* Start *

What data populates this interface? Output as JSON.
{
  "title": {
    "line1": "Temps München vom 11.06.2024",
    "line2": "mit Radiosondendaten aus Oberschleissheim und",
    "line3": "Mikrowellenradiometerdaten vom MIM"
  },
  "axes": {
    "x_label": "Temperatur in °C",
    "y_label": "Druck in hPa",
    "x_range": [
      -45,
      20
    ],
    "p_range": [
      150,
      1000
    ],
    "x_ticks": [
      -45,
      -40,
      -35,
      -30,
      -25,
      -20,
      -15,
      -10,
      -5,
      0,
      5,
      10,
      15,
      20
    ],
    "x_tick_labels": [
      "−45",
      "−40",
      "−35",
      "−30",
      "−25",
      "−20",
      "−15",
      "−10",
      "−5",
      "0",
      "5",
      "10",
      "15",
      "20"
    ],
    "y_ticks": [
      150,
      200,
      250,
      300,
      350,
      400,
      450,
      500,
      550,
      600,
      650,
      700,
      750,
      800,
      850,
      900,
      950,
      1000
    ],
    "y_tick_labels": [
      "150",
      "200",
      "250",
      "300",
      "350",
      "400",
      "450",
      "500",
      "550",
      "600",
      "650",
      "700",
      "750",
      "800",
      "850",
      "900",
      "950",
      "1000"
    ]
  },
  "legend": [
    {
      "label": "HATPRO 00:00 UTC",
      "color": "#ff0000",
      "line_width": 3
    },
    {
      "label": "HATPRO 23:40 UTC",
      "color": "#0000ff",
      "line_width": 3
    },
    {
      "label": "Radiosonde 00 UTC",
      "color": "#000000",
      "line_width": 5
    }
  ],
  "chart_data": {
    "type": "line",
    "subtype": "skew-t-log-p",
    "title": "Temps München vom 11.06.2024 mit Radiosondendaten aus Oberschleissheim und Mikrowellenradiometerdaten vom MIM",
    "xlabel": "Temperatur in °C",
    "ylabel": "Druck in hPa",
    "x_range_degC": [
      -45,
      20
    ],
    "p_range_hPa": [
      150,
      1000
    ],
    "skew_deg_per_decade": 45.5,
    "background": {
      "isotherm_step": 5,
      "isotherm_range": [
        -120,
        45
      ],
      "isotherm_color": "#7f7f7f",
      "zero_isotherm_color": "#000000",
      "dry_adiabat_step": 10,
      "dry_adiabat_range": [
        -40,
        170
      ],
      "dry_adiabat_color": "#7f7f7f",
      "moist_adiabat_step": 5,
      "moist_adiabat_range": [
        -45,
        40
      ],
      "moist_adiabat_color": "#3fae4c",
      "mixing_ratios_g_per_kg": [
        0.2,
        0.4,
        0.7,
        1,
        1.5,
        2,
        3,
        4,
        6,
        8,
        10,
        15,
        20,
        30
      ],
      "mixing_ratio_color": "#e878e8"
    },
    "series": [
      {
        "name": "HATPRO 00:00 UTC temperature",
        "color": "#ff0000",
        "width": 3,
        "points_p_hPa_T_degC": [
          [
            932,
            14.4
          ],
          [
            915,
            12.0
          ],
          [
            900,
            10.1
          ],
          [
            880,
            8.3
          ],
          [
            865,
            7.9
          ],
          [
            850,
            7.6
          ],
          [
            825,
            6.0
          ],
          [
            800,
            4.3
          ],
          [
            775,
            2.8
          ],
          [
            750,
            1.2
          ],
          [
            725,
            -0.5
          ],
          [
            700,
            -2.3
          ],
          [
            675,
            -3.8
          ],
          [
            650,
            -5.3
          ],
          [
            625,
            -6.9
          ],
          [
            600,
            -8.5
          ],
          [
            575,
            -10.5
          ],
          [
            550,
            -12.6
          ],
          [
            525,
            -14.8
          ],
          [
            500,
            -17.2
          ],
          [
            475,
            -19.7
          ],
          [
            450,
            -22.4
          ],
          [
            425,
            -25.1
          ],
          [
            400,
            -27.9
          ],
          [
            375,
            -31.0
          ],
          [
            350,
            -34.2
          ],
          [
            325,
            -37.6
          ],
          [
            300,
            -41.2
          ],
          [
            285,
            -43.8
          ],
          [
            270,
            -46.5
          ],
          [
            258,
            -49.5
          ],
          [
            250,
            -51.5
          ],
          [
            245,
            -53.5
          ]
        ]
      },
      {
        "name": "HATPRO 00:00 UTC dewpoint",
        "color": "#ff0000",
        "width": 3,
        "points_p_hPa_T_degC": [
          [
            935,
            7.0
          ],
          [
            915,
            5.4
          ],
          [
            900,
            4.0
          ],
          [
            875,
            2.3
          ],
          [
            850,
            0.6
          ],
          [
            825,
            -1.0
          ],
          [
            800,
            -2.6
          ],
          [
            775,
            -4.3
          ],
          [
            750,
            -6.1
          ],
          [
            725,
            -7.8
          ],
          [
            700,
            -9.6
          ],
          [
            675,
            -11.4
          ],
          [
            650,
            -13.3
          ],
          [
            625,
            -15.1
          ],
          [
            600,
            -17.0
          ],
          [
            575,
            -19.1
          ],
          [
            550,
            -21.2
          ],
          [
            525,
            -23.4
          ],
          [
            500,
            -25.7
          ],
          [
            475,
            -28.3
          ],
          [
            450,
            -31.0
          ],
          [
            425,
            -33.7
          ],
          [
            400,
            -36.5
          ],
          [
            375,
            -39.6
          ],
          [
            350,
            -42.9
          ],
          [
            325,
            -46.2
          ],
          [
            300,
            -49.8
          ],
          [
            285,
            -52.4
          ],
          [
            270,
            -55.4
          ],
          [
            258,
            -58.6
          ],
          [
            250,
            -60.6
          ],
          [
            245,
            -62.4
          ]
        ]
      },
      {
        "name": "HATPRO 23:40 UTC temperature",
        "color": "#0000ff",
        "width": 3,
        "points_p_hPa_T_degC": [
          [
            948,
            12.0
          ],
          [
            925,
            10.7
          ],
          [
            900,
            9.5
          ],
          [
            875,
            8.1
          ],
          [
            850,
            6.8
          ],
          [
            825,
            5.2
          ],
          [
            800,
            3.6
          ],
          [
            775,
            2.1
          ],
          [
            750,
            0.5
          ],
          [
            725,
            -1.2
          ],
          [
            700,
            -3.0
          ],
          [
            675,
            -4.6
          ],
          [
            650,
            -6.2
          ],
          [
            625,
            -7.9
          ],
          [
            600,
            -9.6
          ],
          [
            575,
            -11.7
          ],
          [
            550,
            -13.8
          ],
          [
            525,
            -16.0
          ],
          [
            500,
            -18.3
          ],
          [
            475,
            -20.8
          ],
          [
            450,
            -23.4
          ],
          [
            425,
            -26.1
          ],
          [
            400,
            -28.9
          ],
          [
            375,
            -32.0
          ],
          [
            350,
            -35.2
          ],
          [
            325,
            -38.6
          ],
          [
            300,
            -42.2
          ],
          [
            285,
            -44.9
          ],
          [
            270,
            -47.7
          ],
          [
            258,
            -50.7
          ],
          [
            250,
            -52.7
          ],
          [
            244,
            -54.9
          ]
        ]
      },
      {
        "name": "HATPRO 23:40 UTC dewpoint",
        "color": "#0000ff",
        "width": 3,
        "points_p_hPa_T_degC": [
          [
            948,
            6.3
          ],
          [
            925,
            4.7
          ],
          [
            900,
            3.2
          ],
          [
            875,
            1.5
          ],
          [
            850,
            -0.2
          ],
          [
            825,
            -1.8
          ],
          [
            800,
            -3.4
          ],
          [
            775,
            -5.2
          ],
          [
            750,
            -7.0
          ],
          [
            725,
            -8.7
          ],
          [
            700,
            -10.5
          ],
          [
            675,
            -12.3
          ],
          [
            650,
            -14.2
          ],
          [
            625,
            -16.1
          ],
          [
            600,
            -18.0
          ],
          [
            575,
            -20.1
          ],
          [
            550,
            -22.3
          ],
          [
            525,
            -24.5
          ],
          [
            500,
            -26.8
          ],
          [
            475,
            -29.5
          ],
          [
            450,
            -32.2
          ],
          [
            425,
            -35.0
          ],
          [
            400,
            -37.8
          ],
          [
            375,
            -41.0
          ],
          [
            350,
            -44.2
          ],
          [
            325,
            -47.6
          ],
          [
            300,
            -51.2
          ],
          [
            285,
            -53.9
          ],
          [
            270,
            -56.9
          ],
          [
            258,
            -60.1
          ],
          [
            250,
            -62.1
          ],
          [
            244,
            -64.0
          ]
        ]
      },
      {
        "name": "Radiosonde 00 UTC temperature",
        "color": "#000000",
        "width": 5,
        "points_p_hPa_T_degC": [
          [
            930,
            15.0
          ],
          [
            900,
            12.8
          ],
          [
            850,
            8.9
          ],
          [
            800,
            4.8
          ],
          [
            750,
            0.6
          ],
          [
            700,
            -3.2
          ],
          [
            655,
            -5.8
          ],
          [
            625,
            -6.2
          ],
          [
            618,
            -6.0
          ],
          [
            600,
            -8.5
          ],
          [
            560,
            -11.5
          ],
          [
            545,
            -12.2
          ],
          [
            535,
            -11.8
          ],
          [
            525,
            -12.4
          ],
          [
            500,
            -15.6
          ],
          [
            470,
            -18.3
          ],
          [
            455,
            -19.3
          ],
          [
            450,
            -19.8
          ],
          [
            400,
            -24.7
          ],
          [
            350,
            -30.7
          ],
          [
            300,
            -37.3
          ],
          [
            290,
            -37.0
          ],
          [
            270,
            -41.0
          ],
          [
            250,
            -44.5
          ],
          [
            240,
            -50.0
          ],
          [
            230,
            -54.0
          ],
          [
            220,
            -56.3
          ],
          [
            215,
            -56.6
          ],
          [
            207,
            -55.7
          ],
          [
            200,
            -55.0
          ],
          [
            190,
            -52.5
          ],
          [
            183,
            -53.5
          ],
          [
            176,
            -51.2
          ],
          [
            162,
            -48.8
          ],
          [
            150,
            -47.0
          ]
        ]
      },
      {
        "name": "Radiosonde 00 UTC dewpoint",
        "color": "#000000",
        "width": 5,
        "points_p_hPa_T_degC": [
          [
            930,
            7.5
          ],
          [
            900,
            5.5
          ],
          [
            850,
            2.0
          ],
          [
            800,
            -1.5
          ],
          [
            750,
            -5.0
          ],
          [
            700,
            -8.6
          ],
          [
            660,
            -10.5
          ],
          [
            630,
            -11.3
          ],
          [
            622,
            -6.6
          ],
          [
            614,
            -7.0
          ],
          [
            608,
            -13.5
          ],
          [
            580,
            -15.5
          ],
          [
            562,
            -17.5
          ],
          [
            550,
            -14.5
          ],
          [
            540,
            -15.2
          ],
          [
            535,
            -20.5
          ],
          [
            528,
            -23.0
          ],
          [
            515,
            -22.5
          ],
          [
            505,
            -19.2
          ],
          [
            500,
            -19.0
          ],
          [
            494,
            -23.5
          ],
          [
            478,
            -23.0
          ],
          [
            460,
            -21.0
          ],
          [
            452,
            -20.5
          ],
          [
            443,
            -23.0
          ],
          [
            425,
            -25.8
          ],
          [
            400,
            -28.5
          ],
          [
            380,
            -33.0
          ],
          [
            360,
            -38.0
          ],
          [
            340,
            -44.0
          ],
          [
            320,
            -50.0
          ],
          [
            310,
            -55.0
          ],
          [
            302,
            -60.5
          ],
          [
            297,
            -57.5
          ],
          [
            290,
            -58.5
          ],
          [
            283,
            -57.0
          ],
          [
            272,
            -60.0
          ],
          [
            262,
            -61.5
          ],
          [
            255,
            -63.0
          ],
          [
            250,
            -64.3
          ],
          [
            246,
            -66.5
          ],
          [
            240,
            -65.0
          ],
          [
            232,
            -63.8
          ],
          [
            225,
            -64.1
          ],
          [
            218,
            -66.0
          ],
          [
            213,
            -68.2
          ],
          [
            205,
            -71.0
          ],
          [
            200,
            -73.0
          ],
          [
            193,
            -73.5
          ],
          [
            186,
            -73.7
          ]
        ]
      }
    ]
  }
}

* End *

## EXERCISE DESCRIPTION
Examine the entries and report how many of their lines contain the string "Mikrowellenradiometerdaten", giving no more than the number.

## RESULT OF THIS EXERCISE
2